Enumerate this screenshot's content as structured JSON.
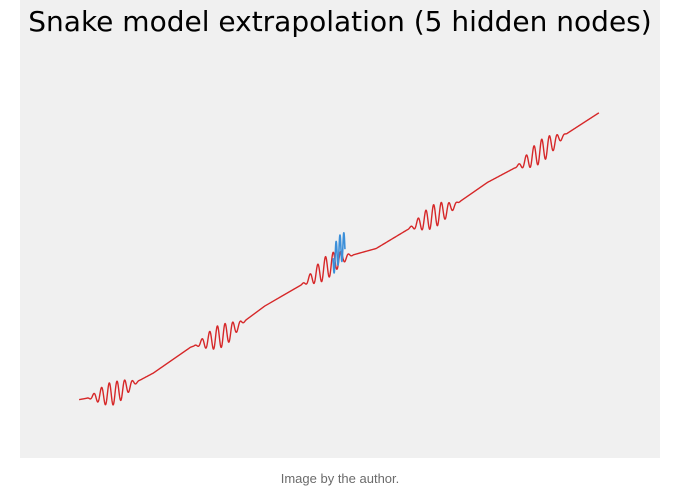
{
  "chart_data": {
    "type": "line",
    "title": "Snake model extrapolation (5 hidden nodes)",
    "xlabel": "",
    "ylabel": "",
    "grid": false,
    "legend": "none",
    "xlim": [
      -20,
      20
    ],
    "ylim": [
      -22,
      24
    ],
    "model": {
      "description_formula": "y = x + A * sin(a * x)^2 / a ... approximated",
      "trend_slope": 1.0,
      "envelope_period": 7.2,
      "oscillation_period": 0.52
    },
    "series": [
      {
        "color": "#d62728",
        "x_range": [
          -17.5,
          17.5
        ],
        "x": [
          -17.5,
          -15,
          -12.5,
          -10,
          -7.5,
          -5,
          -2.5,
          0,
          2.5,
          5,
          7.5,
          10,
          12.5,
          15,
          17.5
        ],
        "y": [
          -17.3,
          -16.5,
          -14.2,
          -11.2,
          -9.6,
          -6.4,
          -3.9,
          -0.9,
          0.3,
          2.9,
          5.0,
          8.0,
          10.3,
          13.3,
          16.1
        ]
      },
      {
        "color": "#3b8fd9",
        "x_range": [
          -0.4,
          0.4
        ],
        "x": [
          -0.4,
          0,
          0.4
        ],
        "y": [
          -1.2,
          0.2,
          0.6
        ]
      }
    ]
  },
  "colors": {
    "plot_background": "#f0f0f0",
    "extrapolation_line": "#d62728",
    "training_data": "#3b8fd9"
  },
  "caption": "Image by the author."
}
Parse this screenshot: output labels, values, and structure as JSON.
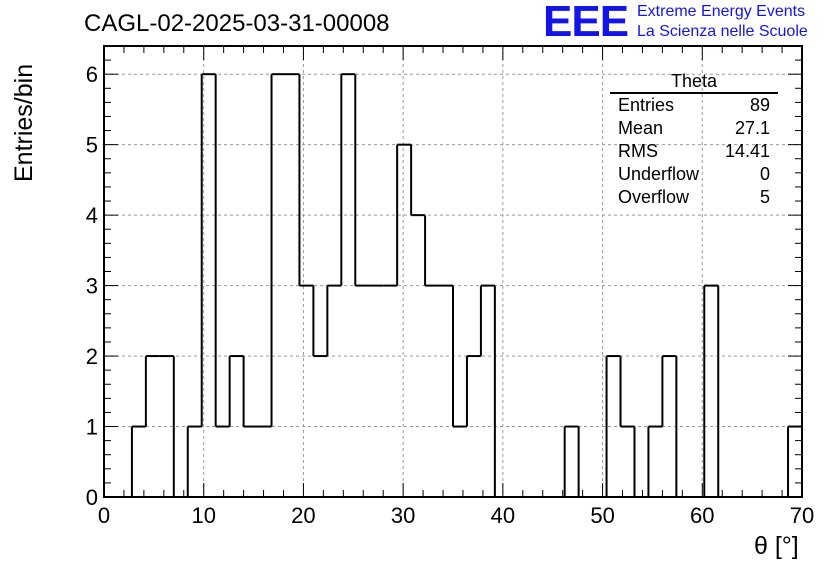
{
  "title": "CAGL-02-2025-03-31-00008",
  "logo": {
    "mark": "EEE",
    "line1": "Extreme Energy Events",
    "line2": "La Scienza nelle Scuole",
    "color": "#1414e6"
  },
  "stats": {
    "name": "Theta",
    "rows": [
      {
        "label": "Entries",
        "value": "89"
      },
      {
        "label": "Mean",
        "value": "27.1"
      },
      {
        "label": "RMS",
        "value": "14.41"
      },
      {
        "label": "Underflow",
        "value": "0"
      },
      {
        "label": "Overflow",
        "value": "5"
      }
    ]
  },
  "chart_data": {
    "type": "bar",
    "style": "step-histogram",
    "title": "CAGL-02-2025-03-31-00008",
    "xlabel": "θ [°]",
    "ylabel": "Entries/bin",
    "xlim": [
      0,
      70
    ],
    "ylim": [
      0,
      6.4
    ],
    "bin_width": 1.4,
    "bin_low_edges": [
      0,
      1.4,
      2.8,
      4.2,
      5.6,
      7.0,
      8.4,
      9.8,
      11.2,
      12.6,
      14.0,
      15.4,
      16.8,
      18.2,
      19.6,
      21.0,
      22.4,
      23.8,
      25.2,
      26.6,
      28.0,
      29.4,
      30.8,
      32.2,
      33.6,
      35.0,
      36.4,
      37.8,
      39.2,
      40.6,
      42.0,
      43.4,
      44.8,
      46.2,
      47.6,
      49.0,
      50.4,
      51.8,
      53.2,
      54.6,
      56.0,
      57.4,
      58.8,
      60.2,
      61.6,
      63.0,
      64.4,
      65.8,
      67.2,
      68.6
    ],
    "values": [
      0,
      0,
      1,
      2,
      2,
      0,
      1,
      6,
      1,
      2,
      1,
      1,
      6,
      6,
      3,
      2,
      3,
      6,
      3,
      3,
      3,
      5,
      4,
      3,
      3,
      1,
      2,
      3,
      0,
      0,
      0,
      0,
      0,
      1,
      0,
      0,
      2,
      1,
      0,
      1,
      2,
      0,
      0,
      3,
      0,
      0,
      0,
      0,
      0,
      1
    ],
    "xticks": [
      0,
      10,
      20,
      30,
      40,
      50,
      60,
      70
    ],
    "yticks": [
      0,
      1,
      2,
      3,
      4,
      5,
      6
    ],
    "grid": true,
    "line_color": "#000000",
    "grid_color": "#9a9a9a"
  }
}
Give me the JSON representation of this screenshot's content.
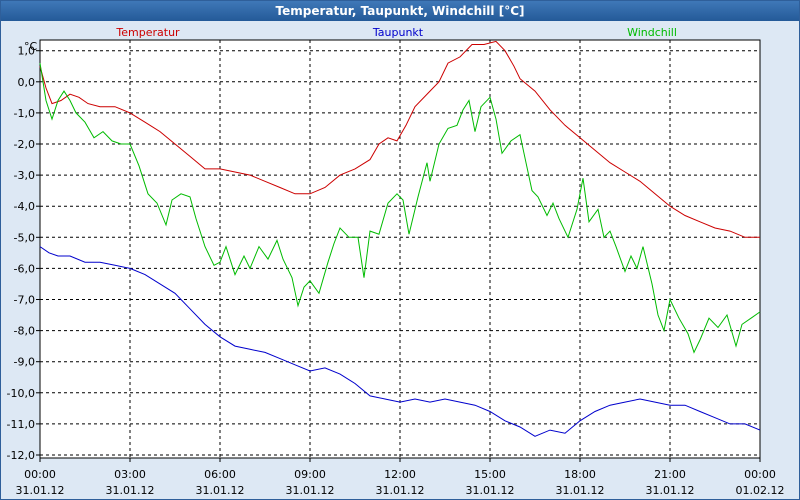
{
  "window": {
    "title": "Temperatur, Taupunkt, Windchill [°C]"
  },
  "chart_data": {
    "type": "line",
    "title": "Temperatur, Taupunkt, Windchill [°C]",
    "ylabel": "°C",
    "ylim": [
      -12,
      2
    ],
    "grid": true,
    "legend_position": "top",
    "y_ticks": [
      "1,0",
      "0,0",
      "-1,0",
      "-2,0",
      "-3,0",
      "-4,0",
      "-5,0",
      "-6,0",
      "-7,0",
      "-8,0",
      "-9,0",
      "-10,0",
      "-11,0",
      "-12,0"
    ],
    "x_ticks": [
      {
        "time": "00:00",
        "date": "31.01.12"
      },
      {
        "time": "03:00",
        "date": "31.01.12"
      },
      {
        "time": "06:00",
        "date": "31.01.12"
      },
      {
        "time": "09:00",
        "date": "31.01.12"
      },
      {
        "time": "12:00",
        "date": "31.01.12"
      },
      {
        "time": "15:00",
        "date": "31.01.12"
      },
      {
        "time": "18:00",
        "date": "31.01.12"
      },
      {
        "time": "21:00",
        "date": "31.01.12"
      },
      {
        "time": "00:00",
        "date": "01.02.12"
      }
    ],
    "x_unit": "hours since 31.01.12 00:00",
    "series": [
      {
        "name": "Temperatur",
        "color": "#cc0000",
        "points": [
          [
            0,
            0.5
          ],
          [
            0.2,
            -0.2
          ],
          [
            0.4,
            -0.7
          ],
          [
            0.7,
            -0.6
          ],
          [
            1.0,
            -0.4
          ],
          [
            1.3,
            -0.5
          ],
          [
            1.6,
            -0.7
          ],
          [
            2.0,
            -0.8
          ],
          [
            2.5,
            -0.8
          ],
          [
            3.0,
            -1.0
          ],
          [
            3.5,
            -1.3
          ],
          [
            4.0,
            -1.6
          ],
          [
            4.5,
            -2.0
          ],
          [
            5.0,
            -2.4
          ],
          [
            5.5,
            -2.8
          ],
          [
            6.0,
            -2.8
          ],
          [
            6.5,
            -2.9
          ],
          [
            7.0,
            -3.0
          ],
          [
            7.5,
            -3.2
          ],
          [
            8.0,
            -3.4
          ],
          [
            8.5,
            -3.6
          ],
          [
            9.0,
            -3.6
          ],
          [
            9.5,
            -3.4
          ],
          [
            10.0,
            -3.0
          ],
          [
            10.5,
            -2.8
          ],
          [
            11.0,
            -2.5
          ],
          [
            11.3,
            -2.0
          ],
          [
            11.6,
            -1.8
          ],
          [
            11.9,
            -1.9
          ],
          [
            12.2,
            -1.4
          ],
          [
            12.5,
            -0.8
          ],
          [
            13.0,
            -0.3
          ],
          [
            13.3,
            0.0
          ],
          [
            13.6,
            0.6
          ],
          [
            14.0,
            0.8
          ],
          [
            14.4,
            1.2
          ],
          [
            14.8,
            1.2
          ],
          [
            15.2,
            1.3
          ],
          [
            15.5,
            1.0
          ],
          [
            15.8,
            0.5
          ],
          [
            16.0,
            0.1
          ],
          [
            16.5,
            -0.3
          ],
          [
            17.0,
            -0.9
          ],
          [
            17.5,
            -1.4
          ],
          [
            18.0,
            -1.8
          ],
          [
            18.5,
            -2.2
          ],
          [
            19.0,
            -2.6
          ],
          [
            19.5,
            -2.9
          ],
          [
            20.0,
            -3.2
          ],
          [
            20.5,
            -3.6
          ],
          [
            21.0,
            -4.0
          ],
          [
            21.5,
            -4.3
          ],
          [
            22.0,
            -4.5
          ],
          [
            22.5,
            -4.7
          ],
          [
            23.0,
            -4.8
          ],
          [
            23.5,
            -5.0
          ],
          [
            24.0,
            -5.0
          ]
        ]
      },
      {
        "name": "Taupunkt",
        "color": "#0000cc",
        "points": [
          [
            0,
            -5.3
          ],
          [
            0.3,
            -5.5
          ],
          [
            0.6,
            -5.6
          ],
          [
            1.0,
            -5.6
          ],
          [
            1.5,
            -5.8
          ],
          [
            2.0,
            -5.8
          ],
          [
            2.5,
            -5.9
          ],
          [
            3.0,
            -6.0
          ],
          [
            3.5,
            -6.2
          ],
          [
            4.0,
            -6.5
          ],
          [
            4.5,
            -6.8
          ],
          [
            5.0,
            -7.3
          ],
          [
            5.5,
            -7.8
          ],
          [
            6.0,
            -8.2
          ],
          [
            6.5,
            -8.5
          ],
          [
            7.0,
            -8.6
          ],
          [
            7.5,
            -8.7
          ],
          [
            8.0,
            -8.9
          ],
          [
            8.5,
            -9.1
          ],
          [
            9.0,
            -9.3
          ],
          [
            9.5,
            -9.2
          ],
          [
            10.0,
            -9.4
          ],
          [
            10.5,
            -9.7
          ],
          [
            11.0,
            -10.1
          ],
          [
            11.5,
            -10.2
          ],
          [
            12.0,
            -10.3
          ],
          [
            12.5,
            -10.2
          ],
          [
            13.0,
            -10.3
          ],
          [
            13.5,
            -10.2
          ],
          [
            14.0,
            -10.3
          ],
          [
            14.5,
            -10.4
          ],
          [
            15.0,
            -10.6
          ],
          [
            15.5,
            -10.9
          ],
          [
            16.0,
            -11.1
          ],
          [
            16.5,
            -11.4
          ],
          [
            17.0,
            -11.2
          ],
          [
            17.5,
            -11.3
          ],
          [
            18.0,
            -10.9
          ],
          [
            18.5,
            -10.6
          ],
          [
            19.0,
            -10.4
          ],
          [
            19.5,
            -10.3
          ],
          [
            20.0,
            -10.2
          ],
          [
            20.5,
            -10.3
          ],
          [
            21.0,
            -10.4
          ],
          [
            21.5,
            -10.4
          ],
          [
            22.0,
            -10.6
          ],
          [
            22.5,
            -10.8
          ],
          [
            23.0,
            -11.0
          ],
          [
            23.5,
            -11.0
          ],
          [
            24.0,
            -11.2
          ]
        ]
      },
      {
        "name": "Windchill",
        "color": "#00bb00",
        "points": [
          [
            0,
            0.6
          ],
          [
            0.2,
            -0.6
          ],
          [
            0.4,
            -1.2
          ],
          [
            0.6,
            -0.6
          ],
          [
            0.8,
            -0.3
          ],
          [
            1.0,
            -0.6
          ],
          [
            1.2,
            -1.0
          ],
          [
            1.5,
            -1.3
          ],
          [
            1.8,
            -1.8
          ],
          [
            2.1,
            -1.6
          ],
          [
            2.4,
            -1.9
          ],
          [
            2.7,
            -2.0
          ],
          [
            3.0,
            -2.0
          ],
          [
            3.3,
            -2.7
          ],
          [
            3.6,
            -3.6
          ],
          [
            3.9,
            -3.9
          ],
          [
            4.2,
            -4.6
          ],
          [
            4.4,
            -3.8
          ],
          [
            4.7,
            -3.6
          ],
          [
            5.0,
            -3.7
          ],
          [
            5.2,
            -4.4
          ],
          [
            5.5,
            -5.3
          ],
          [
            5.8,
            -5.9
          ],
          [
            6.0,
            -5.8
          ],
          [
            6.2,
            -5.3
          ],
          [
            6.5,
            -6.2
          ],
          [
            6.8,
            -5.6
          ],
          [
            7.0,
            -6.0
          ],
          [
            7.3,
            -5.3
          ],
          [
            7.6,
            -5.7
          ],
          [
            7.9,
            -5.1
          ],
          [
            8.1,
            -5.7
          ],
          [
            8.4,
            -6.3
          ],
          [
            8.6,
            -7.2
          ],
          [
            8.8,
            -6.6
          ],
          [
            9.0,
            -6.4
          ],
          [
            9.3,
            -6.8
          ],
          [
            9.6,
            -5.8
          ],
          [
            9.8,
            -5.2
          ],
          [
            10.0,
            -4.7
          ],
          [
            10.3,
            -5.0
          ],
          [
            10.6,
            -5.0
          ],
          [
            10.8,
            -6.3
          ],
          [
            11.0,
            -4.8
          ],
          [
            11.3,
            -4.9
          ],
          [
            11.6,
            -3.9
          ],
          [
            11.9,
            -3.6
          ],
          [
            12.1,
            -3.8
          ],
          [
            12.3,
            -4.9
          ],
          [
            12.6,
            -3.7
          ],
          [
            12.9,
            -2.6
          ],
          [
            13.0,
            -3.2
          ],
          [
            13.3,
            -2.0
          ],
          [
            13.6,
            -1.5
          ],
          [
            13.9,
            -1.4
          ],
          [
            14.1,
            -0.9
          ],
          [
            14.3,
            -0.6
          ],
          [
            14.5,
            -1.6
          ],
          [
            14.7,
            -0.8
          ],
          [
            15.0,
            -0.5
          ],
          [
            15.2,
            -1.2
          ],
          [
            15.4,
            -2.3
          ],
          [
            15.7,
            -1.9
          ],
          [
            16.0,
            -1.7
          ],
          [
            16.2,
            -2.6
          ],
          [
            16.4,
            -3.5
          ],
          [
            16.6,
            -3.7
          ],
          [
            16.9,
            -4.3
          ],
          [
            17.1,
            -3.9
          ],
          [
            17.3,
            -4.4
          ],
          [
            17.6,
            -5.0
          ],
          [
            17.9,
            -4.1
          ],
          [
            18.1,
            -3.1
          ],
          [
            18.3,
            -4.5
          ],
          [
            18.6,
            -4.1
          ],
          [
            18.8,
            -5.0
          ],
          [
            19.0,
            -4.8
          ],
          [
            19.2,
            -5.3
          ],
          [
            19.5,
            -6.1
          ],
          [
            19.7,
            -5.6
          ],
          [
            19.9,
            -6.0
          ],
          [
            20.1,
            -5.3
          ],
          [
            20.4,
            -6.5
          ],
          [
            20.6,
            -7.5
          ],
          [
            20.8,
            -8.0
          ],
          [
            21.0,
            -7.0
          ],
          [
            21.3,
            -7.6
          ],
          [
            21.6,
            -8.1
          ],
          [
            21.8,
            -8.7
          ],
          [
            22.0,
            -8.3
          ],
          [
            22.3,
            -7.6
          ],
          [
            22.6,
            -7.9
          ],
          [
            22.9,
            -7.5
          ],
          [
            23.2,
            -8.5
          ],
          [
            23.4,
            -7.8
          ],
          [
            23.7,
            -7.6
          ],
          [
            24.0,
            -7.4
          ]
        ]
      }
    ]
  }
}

**Exercise task:** Review the material and copy each line in which the word "name" appears.

**Final result:**
    "name": "Theta",
        "name": "Temperatur",
        "name": "Taupunkt",
        "name": "Windchill",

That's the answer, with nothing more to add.